* start Rows *

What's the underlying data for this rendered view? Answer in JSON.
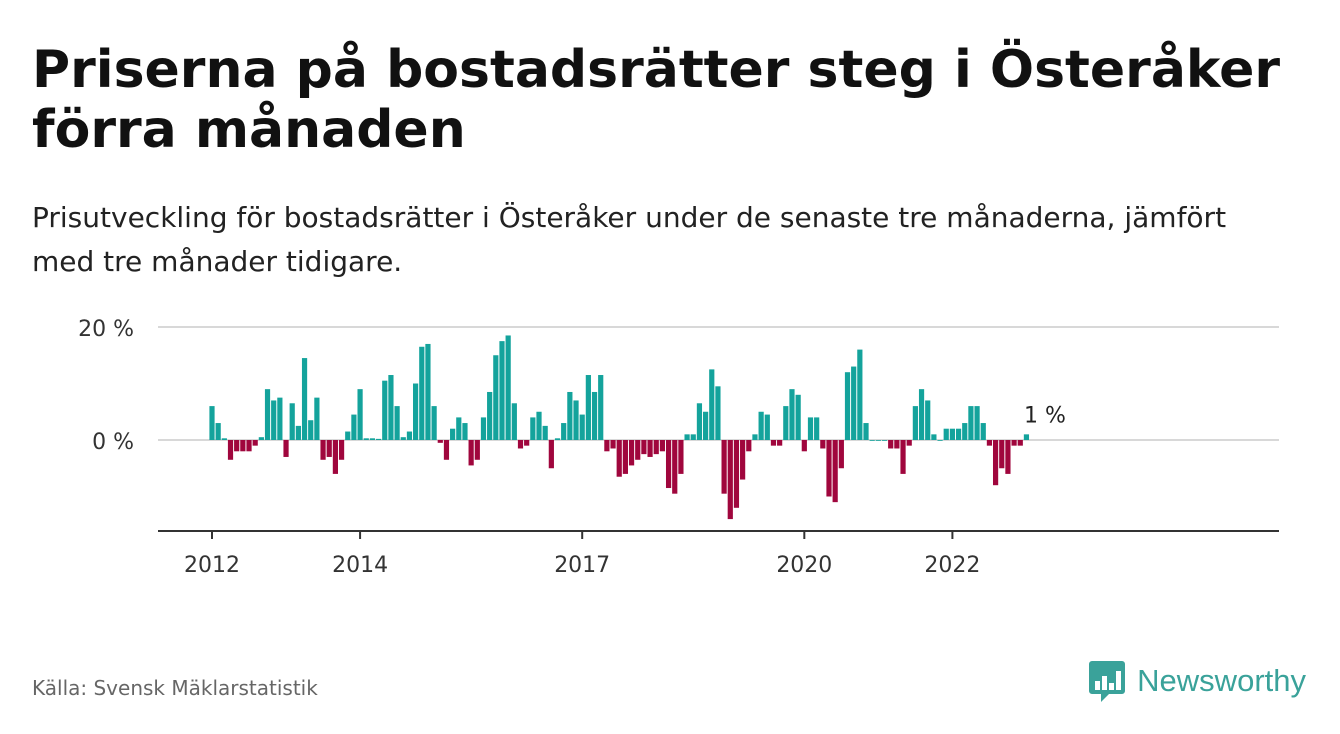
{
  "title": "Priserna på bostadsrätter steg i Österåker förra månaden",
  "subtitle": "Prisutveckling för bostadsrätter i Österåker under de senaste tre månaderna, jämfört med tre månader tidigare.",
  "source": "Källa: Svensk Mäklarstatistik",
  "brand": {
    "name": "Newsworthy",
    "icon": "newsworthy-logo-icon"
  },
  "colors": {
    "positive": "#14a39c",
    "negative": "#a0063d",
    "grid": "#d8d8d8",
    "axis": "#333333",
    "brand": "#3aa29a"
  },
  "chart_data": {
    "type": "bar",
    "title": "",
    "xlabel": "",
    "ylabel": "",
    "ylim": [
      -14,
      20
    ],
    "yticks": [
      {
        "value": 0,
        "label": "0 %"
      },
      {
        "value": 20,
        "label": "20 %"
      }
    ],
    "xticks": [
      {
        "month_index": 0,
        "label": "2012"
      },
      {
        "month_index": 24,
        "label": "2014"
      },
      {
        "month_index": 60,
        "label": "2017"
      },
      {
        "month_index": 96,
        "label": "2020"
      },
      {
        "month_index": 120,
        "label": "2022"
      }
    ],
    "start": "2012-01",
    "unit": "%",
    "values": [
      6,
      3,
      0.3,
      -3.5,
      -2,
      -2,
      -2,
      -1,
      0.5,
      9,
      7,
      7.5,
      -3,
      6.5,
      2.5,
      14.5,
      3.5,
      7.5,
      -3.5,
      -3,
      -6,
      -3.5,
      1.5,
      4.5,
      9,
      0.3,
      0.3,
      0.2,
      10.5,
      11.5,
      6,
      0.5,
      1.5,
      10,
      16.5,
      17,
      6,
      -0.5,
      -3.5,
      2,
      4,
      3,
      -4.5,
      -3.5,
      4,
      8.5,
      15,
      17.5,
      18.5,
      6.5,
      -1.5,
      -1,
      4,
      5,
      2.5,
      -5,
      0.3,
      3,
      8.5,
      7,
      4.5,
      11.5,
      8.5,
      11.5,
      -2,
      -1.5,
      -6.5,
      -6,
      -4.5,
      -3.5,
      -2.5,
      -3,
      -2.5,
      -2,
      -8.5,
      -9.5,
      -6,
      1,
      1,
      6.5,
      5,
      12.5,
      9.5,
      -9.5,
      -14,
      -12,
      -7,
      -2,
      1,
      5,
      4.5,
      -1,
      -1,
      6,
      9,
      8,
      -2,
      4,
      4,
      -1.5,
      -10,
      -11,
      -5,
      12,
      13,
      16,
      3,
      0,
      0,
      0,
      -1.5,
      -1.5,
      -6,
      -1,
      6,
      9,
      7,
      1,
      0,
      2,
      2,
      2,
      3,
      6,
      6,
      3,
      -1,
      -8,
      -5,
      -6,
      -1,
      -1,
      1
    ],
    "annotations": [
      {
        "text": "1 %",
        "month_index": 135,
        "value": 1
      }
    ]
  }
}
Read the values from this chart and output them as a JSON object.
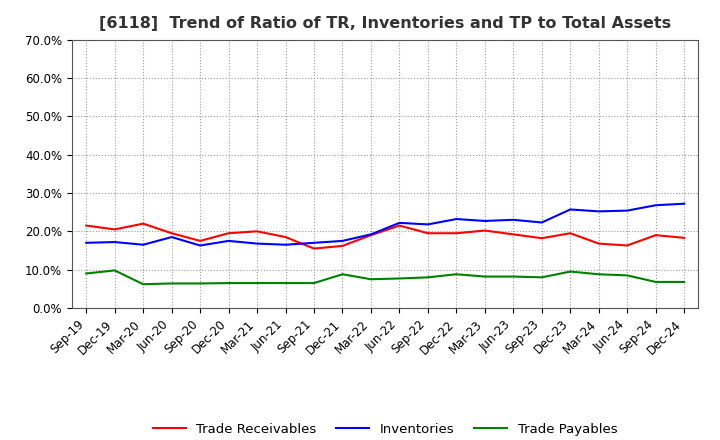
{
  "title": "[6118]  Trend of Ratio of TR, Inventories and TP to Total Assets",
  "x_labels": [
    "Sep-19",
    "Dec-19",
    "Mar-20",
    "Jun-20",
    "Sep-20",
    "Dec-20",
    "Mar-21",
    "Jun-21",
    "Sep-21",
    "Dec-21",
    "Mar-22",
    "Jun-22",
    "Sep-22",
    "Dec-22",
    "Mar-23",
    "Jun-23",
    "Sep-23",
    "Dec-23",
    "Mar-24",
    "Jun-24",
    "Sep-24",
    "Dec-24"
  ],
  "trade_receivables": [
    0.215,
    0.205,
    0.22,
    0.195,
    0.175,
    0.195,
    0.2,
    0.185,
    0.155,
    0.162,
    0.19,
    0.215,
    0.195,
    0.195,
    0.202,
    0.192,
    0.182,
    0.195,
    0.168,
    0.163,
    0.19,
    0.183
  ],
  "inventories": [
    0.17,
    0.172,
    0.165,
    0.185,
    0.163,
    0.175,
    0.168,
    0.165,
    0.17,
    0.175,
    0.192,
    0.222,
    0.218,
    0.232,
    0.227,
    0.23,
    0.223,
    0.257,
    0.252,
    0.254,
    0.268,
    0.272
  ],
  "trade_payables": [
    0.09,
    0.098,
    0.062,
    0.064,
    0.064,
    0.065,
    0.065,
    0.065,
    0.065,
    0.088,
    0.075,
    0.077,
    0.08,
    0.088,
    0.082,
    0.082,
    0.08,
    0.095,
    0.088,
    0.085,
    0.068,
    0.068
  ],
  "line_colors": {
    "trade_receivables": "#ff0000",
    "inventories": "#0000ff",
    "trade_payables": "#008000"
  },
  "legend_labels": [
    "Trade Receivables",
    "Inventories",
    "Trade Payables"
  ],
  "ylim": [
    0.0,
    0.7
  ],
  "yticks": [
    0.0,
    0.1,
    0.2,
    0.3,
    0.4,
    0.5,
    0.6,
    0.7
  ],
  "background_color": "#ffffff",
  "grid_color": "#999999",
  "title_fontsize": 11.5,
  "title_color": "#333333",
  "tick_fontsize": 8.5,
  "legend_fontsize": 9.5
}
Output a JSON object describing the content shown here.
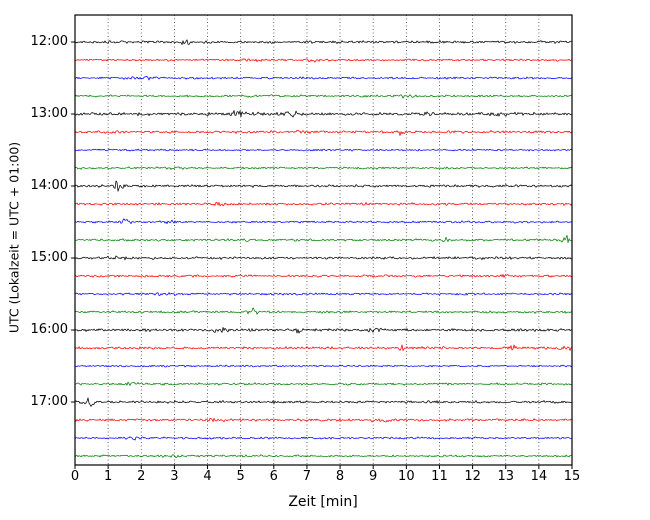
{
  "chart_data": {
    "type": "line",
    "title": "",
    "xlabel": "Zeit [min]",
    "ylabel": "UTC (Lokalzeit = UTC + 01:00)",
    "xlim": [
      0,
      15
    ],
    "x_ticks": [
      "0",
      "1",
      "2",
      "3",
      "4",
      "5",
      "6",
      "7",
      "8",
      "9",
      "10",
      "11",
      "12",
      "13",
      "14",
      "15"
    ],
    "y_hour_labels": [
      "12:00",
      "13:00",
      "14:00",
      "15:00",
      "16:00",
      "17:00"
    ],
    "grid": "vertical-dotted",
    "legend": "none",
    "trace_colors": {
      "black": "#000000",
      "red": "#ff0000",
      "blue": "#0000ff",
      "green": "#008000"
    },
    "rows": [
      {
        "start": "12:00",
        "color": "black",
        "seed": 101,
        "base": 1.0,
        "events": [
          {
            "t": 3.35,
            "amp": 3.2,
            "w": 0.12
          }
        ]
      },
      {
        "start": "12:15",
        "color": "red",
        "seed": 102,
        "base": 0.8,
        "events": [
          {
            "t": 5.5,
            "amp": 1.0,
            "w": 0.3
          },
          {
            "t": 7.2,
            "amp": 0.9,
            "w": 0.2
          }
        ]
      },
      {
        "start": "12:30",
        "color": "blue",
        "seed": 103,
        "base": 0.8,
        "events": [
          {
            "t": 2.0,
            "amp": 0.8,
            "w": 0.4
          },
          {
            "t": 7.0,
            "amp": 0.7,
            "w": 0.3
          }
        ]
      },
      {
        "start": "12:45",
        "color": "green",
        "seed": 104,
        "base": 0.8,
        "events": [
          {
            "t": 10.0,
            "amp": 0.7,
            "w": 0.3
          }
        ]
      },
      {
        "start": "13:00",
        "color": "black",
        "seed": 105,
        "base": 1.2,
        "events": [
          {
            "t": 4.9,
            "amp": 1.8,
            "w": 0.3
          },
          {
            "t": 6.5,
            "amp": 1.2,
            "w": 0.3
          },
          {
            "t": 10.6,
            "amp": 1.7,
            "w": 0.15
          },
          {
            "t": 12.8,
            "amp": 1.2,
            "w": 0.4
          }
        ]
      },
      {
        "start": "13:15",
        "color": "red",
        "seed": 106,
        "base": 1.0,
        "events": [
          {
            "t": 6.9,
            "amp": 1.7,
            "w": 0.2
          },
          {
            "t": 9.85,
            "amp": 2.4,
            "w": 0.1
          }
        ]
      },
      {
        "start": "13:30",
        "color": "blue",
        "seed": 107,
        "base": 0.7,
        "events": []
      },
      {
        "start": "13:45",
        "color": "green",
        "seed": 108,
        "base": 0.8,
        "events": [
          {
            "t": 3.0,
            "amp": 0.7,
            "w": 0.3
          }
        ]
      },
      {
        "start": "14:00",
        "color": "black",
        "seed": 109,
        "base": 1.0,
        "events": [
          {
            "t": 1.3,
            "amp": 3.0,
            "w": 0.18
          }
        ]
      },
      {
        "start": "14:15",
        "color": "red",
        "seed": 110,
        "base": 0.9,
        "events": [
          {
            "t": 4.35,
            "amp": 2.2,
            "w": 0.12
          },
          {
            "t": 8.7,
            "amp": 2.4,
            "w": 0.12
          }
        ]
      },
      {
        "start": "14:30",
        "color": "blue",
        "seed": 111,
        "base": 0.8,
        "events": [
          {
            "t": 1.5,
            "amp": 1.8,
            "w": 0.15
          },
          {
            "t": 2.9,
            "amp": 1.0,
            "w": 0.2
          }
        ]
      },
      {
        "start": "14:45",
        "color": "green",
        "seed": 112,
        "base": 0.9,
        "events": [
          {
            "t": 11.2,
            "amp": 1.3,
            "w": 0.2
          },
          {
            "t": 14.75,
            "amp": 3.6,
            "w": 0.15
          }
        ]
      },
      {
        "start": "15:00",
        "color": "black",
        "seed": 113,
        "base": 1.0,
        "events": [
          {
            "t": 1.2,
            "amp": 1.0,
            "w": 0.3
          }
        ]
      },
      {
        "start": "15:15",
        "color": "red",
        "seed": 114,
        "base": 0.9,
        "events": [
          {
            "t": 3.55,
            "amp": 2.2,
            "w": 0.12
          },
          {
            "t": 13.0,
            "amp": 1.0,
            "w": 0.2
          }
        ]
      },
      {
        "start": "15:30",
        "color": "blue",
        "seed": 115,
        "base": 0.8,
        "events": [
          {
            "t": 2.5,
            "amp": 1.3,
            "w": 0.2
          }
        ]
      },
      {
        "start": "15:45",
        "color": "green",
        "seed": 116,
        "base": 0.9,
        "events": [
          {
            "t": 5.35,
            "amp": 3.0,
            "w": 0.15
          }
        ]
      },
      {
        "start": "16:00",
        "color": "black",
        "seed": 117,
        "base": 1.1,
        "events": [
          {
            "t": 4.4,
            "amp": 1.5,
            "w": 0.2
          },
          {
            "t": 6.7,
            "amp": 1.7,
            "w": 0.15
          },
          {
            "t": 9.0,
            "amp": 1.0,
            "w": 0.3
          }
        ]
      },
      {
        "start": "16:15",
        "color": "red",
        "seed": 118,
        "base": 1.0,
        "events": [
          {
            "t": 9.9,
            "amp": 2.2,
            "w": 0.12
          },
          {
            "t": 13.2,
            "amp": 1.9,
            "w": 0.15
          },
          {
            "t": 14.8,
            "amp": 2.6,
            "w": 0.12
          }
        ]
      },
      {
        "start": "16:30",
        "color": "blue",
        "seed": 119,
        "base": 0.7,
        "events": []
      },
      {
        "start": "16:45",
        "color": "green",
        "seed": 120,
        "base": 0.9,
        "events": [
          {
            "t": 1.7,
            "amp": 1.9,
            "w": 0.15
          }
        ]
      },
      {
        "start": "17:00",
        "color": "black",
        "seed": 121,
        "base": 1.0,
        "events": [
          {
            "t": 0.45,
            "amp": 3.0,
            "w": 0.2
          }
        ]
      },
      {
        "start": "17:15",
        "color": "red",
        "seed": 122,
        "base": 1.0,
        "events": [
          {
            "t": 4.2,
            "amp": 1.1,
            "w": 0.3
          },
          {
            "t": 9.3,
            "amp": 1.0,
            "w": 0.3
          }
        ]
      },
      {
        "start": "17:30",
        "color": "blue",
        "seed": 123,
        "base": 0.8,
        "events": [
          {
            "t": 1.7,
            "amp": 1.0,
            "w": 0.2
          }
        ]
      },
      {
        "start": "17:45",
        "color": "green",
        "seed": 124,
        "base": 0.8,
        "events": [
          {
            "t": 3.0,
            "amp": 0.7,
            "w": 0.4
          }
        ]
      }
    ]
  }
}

* end Rows *

## What is needed
Each line with the string "this" in it needs to be found and copied.

## Correct answer
What's the underlying data for this rendered view? Answer in JSON.
Read the values from this chart and output them as a JSON object.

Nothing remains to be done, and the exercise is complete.